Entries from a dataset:

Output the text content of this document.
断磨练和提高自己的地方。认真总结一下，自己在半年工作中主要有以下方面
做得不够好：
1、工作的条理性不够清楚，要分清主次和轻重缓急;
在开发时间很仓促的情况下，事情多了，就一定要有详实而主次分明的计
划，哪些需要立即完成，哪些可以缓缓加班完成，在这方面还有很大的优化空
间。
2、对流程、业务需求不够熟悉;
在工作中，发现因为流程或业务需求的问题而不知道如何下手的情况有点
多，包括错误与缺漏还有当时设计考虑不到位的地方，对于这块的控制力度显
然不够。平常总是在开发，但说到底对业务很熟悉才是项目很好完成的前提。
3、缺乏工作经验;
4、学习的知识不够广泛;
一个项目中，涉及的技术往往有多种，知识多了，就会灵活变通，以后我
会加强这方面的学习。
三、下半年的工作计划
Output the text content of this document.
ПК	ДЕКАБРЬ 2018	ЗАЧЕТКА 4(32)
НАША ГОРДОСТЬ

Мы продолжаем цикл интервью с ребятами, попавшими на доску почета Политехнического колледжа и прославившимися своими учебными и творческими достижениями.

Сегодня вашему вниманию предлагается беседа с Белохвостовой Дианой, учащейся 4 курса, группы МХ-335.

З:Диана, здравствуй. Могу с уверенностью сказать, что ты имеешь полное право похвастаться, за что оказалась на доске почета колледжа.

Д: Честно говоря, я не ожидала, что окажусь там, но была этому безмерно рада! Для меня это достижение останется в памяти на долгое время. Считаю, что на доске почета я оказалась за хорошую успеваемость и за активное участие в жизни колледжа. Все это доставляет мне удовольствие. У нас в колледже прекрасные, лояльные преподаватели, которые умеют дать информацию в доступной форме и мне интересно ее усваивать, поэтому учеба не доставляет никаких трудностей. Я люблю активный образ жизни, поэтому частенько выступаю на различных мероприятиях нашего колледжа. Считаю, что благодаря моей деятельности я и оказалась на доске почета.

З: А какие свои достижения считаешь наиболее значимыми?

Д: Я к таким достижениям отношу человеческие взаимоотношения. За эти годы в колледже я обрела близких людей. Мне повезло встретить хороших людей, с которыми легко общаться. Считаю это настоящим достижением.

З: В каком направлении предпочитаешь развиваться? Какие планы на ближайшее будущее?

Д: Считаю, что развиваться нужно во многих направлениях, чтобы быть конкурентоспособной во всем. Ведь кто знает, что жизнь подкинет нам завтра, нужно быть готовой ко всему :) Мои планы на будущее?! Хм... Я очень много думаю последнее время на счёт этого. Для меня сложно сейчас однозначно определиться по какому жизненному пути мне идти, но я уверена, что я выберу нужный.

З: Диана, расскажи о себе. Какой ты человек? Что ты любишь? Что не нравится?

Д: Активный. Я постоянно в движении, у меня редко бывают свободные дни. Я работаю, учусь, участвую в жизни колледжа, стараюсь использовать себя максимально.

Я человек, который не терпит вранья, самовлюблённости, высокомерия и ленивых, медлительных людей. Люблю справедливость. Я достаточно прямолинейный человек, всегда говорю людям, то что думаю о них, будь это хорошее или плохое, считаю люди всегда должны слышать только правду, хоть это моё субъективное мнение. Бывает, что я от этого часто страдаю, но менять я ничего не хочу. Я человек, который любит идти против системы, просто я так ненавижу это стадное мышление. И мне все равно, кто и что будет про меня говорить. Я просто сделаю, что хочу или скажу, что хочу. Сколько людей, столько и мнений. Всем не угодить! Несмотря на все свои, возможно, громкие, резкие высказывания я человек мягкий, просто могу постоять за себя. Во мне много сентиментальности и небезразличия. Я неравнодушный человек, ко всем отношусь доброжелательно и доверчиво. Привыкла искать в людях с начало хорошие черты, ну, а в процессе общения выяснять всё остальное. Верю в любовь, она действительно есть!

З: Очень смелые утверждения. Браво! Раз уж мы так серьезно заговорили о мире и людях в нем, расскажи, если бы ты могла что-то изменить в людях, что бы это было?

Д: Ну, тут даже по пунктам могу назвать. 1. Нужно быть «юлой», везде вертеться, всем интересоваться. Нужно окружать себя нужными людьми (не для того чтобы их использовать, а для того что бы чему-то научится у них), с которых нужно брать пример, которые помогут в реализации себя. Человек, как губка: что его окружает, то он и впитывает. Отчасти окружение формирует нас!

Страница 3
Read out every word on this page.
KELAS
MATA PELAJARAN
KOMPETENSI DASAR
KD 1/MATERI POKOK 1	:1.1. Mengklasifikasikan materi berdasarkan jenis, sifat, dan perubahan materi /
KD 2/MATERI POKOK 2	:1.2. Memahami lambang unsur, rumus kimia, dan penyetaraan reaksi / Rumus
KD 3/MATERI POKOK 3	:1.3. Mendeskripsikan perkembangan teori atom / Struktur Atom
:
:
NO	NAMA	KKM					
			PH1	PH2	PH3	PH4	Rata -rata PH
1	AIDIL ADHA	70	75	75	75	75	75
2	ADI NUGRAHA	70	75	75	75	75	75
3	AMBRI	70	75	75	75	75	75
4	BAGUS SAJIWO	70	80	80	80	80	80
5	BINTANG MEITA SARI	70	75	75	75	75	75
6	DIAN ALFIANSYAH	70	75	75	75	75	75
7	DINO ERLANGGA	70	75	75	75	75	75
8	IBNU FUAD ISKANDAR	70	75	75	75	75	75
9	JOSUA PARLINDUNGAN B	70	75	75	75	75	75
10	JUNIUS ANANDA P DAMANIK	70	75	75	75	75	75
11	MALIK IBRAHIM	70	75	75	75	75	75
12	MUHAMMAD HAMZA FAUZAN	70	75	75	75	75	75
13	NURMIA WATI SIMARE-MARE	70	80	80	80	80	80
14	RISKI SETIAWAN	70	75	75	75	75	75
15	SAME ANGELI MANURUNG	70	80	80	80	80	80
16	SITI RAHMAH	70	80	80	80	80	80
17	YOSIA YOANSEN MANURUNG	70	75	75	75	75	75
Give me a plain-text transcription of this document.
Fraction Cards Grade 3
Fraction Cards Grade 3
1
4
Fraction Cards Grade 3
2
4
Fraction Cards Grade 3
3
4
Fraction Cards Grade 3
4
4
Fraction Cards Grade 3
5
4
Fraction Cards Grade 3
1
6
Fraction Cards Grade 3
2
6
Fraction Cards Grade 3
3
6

TASK TO COMPLETE: Point out every line holding the string "this" and copy it.

RESPONSE TO THE TASK:
Output the text content of this document.
Output the text content of this document.
Read out every word on this page.
Give me a plain-text transcription of this document.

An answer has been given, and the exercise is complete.